*Written problem*
Every line from the one with "What's the underlying" through the final line must be written out exactly, and no other line; omit the pictures.

*Excerpt from a dataset*
-- Start --

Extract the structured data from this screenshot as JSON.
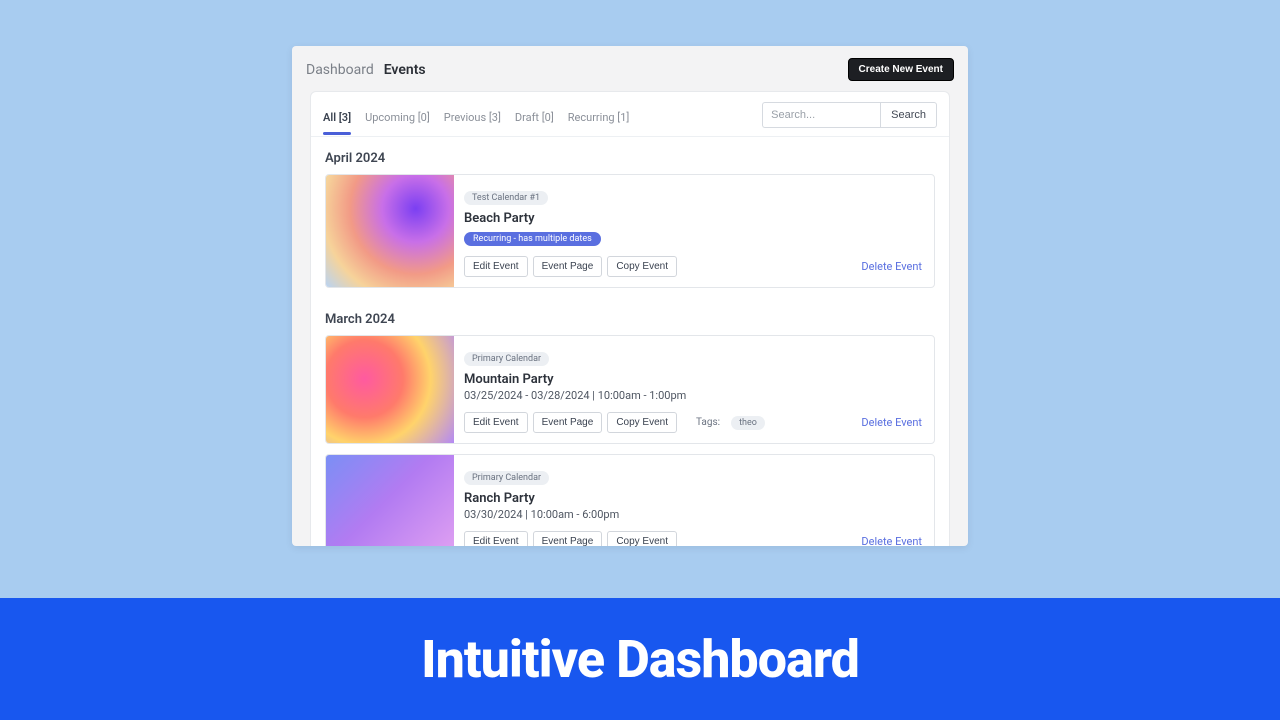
{
  "breadcrumb": {
    "parent": "Dashboard",
    "current": "Events"
  },
  "create_button": "Create New Event",
  "tabs": [
    {
      "label": "All [3]",
      "active": true
    },
    {
      "label": "Upcoming [0]",
      "active": false
    },
    {
      "label": "Previous [3]",
      "active": false
    },
    {
      "label": "Draft [0]",
      "active": false
    },
    {
      "label": "Recurring [1]",
      "active": false
    }
  ],
  "search": {
    "placeholder": "Search...",
    "button": "Search"
  },
  "months": [
    {
      "heading": "April 2024",
      "events": [
        {
          "calendar": "Test Calendar #1",
          "title": "Beach Party",
          "recurring": "Recurring - has multiple dates",
          "thumb": "g1",
          "buttons": [
            "Edit Event",
            "Event Page",
            "Copy Event"
          ],
          "delete": "Delete Event"
        }
      ]
    },
    {
      "heading": "March 2024",
      "events": [
        {
          "calendar": "Primary Calendar",
          "title": "Mountain Party",
          "sub": "03/25/2024 - 03/28/2024 | 10:00am - 1:00pm",
          "thumb": "g2",
          "buttons": [
            "Edit Event",
            "Event Page",
            "Copy Event"
          ],
          "tags_label": "Tags:",
          "tags": [
            "theo"
          ],
          "delete": "Delete Event"
        },
        {
          "calendar": "Primary Calendar",
          "title": "Ranch Party",
          "sub": "03/30/2024 | 10:00am - 6:00pm",
          "thumb": "g3",
          "buttons": [
            "Edit Event",
            "Event Page",
            "Copy Event"
          ],
          "delete": "Delete Event"
        }
      ]
    }
  ],
  "banner": "Intuitive Dashboard"
}
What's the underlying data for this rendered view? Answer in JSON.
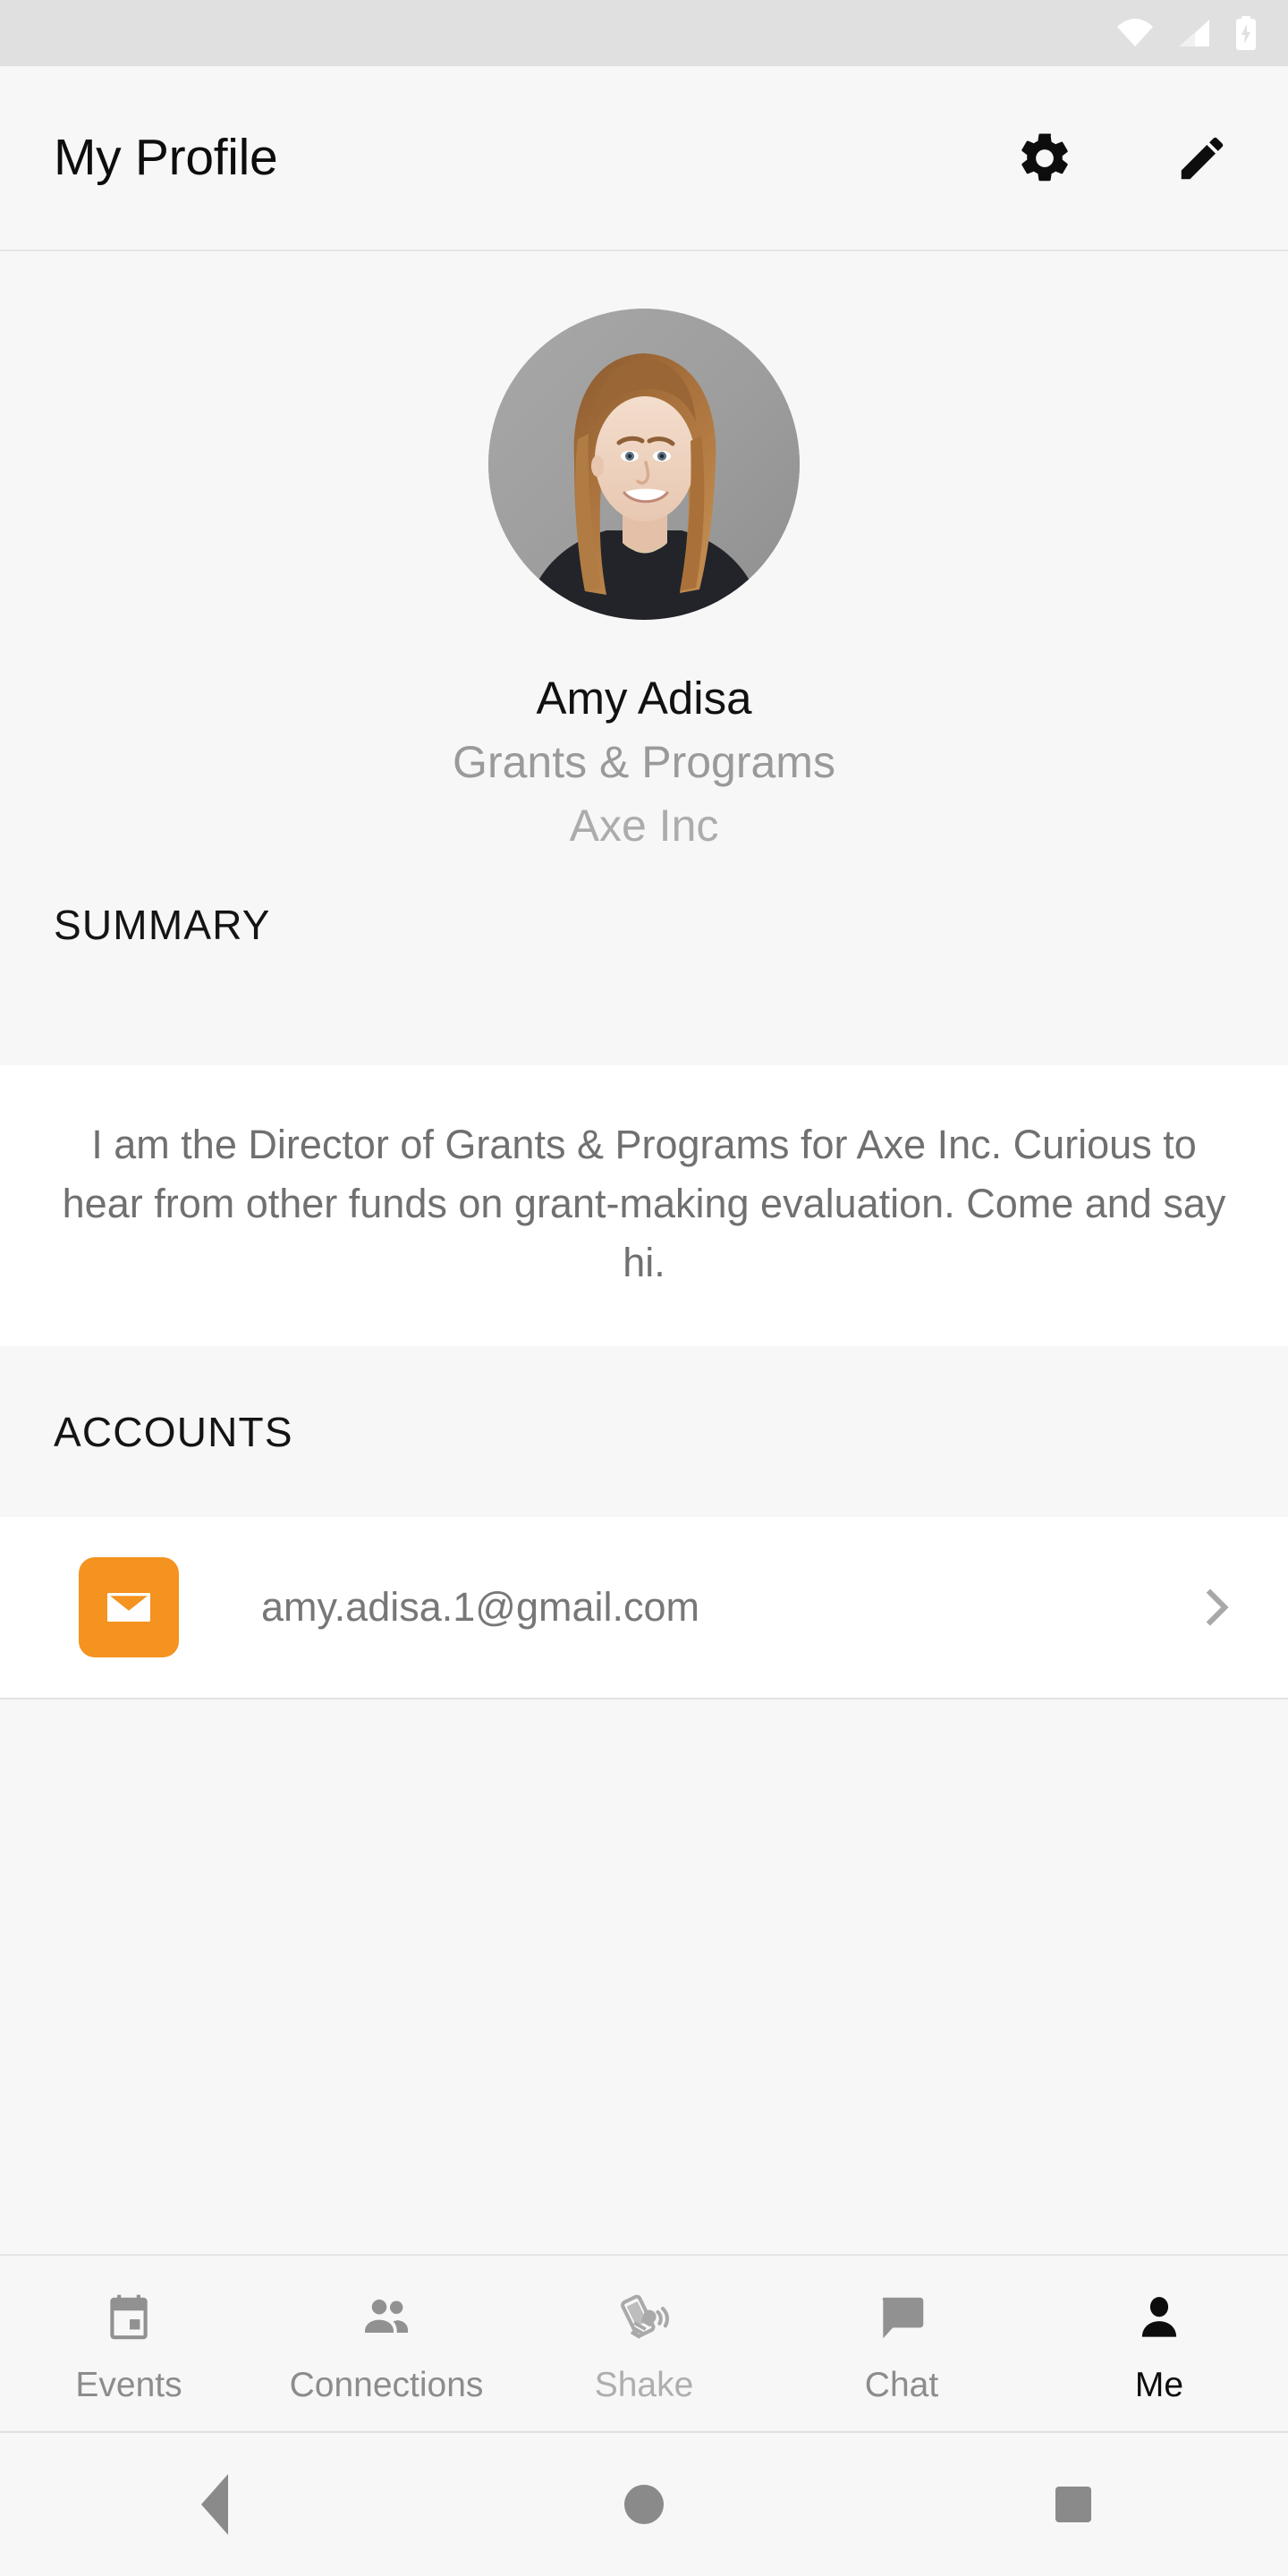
{
  "status_bar": {
    "icons": [
      "wifi-icon",
      "cellular-signal-icon",
      "battery-charging-icon"
    ]
  },
  "app_bar": {
    "title": "My Profile",
    "actions": [
      {
        "name": "settings-button",
        "icon": "gear-icon"
      },
      {
        "name": "edit-profile-button",
        "icon": "pencil-icon"
      }
    ]
  },
  "profile": {
    "avatar_alt": "profile-photo",
    "name": "Amy Adisa",
    "role": "Grants & Programs",
    "company": "Axe Inc"
  },
  "summary": {
    "header": "SUMMARY",
    "text": "I am the Director of Grants & Programs for Axe Inc. Curious to hear from other funds on grant-making evaluation. Come and say hi."
  },
  "accounts": {
    "header": "ACCOUNTS",
    "items": [
      {
        "icon": "email-icon",
        "label": "amy.adisa.1@gmail.com",
        "chevron": "chevron-right-icon"
      }
    ]
  },
  "tab_bar": {
    "tabs": [
      {
        "label": "Events",
        "icon": "calendar-icon",
        "active": false
      },
      {
        "label": "Connections",
        "icon": "people-icon",
        "active": false
      },
      {
        "label": "Shake",
        "icon": "shake-phone-icon",
        "active": false
      },
      {
        "label": "Chat",
        "icon": "speech-bubble-icon",
        "active": false
      },
      {
        "label": "Me",
        "icon": "person-icon",
        "active": true
      }
    ]
  },
  "nav_bar": {
    "buttons": [
      "back-button",
      "home-button",
      "recents-button"
    ]
  },
  "colors": {
    "accent_orange": "#f4931f",
    "page_background": "#f7f7f7",
    "card_background": "#ffffff",
    "status_bar_background": "#e0e0e0",
    "muted_text": "#9a9a9a",
    "active_tab_text": "#0d0d0d"
  }
}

-- End --

*Solved exercise*
What's the underlying data for this rendered view? Answer in JSON.
{
  "status_bar": {
    "icons": [
      "wifi-icon",
      "cellular-signal-icon",
      "battery-charging-icon"
    ]
  },
  "app_bar": {
    "title": "My Profile",
    "actions": [
      {
        "name": "settings-button",
        "icon": "gear-icon"
      },
      {
        "name": "edit-profile-button",
        "icon": "pencil-icon"
      }
    ]
  },
  "profile": {
    "avatar_alt": "profile-photo",
    "name": "Amy Adisa",
    "role": "Grants & Programs",
    "company": "Axe Inc"
  },
  "summary": {
    "header": "SUMMARY",
    "text": "I am the Director of Grants & Programs for Axe Inc. Curious to hear from other funds on grant-making evaluation. Come and say hi."
  },
  "accounts": {
    "header": "ACCOUNTS",
    "items": [
      {
        "icon": "email-icon",
        "label": "amy.adisa.1@gmail.com",
        "chevron": "chevron-right-icon"
      }
    ]
  },
  "tab_bar": {
    "tabs": [
      {
        "label": "Events",
        "icon": "calendar-icon",
        "active": false
      },
      {
        "label": "Connections",
        "icon": "people-icon",
        "active": false
      },
      {
        "label": "Shake",
        "icon": "shake-phone-icon",
        "active": false
      },
      {
        "label": "Chat",
        "icon": "speech-bubble-icon",
        "active": false
      },
      {
        "label": "Me",
        "icon": "person-icon",
        "active": true
      }
    ]
  },
  "nav_bar": {
    "buttons": [
      "back-button",
      "home-button",
      "recents-button"
    ]
  },
  "colors": {
    "accent_orange": "#f4931f",
    "page_background": "#f7f7f7",
    "card_background": "#ffffff",
    "status_bar_background": "#e0e0e0",
    "muted_text": "#9a9a9a",
    "active_tab_text": "#0d0d0d"
  }
}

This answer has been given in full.